Go through the entries below and collect each line with the string "electric" in it.

## Figure record extracts

-- start --

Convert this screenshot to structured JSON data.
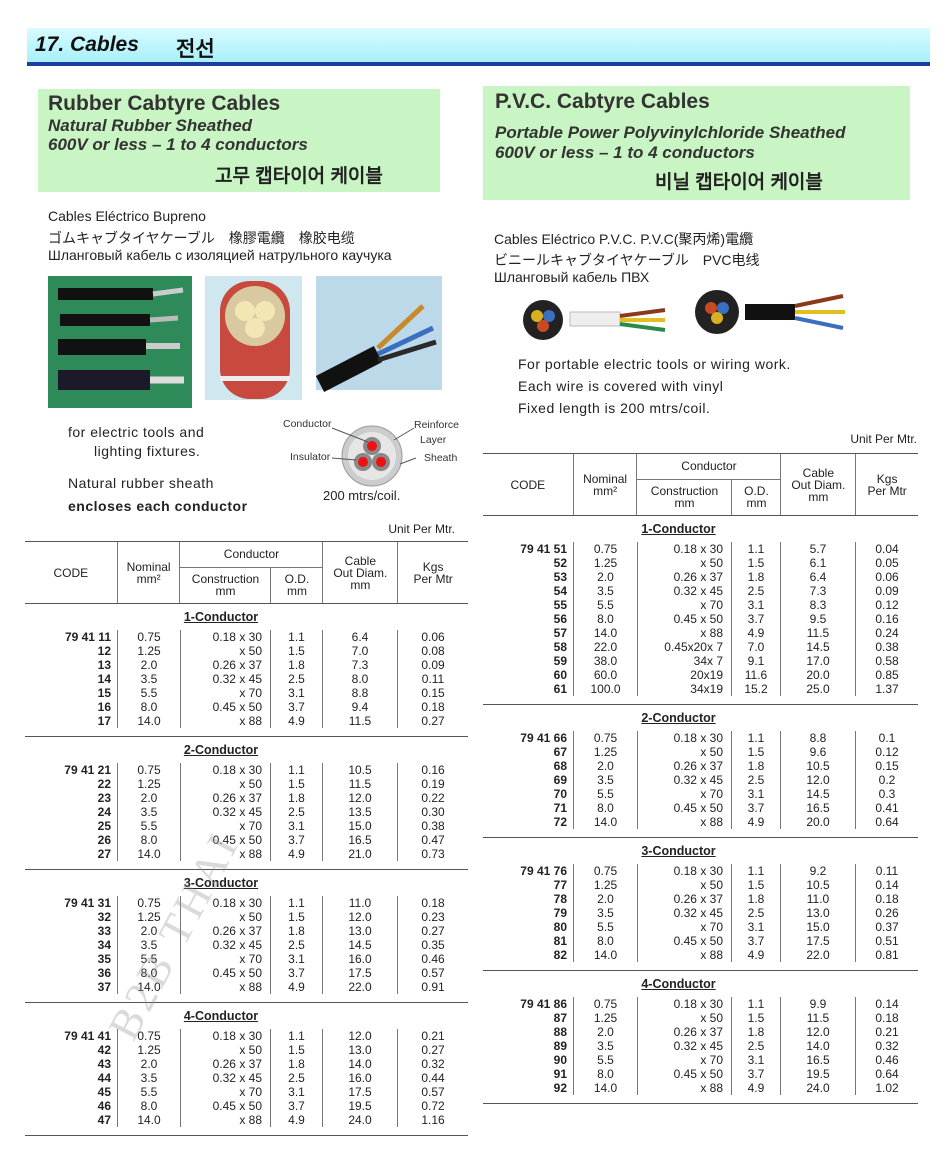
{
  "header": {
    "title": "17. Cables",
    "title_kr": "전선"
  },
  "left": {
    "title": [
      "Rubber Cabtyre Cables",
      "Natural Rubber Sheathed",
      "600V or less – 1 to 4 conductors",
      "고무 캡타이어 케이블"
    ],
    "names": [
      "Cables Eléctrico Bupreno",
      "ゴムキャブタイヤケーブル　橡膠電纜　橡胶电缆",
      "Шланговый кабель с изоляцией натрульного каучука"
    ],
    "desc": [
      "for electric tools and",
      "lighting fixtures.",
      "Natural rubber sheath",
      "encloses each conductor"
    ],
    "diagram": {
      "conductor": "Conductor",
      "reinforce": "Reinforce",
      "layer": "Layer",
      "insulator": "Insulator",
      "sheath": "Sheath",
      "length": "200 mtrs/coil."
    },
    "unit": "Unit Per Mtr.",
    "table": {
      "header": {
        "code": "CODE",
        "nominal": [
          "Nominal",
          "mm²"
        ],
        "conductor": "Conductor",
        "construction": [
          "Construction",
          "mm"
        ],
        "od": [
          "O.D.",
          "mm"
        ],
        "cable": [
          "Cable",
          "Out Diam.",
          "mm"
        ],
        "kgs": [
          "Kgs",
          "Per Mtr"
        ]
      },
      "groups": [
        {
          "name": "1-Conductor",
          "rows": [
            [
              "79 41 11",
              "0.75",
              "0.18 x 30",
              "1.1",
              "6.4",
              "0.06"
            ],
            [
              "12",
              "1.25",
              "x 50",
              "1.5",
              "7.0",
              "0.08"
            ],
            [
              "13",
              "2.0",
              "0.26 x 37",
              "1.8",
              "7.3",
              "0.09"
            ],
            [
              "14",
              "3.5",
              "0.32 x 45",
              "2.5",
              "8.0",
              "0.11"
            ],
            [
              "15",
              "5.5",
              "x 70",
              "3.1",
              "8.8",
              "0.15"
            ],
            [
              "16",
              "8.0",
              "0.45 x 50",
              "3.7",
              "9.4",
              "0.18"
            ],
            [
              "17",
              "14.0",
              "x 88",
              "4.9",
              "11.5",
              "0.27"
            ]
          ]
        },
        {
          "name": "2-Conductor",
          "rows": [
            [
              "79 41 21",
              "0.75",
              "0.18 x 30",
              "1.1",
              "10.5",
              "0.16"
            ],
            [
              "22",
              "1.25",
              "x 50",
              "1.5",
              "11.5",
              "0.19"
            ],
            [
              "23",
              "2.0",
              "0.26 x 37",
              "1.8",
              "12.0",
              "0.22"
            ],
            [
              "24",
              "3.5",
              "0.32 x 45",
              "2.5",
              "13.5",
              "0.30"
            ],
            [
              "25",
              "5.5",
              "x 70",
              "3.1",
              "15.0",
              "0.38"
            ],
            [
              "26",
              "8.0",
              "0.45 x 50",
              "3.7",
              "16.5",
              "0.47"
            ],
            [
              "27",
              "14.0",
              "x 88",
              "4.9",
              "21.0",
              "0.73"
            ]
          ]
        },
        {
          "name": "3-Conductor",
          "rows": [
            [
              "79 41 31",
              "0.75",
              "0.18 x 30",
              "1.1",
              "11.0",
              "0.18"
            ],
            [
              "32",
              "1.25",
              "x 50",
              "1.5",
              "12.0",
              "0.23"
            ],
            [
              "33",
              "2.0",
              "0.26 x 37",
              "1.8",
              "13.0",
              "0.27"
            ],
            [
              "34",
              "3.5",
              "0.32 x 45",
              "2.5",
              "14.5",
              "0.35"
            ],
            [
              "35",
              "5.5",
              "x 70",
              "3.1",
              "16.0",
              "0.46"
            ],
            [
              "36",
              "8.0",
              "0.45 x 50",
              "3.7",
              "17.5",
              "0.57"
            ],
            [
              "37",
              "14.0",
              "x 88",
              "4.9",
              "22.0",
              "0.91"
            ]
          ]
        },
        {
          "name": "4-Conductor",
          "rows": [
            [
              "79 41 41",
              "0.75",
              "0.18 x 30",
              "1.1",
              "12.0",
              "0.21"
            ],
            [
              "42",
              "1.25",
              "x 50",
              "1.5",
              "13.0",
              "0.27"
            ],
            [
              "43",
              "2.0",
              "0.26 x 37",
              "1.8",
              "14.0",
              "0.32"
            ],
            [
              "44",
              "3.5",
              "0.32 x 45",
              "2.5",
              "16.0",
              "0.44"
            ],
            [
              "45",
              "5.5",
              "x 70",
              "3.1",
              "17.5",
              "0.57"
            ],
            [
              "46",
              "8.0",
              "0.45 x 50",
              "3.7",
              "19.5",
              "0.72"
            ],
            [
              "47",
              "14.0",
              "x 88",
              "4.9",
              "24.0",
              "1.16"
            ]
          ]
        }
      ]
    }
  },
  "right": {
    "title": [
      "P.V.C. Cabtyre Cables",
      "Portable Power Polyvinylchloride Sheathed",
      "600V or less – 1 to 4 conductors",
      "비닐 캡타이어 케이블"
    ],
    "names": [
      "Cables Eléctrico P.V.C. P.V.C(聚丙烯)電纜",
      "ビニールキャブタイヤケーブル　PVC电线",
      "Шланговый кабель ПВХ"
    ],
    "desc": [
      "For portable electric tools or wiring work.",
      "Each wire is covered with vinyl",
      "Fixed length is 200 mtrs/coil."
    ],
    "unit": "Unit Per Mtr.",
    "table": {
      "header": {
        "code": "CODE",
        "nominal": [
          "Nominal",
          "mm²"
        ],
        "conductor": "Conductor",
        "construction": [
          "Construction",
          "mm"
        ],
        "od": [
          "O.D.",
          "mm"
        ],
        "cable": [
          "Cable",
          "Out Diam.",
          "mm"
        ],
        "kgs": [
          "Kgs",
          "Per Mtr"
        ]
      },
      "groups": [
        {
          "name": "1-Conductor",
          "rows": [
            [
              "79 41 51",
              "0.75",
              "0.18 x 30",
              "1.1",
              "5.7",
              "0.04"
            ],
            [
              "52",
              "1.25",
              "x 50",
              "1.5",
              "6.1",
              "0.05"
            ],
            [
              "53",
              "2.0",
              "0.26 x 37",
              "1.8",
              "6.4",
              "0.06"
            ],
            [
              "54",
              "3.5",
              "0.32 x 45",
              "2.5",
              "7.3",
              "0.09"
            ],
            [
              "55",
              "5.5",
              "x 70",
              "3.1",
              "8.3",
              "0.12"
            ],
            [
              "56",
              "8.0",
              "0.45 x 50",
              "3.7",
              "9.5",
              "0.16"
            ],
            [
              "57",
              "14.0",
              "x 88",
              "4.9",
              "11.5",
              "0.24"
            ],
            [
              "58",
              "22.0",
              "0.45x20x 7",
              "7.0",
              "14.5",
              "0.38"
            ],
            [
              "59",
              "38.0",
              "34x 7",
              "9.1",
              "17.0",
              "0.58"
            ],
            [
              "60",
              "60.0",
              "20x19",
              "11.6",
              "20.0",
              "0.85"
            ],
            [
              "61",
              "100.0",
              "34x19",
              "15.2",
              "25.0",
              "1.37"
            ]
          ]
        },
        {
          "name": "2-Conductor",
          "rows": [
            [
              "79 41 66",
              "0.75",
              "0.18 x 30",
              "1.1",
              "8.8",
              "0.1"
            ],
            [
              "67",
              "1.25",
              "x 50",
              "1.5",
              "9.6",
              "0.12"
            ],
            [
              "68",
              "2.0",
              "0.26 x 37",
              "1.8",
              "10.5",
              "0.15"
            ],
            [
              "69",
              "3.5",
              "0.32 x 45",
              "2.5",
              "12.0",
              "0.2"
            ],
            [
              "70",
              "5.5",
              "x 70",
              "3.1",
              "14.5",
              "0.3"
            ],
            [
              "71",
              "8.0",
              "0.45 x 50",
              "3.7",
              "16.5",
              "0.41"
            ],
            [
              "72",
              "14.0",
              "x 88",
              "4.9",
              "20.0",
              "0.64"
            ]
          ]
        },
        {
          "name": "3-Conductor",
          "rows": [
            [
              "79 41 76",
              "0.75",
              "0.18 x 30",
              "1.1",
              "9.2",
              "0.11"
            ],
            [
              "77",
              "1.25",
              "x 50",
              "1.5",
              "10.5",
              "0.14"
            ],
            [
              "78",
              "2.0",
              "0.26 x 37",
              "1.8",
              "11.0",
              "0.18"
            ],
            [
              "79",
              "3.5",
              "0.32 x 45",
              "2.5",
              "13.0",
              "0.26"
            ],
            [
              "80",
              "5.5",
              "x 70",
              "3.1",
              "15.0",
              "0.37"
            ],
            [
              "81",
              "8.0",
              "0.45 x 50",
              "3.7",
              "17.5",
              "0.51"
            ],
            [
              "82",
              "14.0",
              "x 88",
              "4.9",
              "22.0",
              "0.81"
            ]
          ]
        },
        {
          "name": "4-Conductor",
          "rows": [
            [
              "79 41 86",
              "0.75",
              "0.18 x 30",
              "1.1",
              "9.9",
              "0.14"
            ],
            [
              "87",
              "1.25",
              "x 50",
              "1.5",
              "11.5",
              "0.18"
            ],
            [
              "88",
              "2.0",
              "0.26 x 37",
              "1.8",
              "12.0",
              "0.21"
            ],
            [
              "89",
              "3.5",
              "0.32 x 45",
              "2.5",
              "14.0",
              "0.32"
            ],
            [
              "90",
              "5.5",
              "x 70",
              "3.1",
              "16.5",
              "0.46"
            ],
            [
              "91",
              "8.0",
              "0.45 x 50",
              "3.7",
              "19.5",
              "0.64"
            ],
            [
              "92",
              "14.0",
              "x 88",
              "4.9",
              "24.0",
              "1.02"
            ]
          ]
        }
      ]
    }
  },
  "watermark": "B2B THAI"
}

-- end --

## EXERCISE RESULT
      "for electric tools and",
      "For portable electric tools or wiring work.",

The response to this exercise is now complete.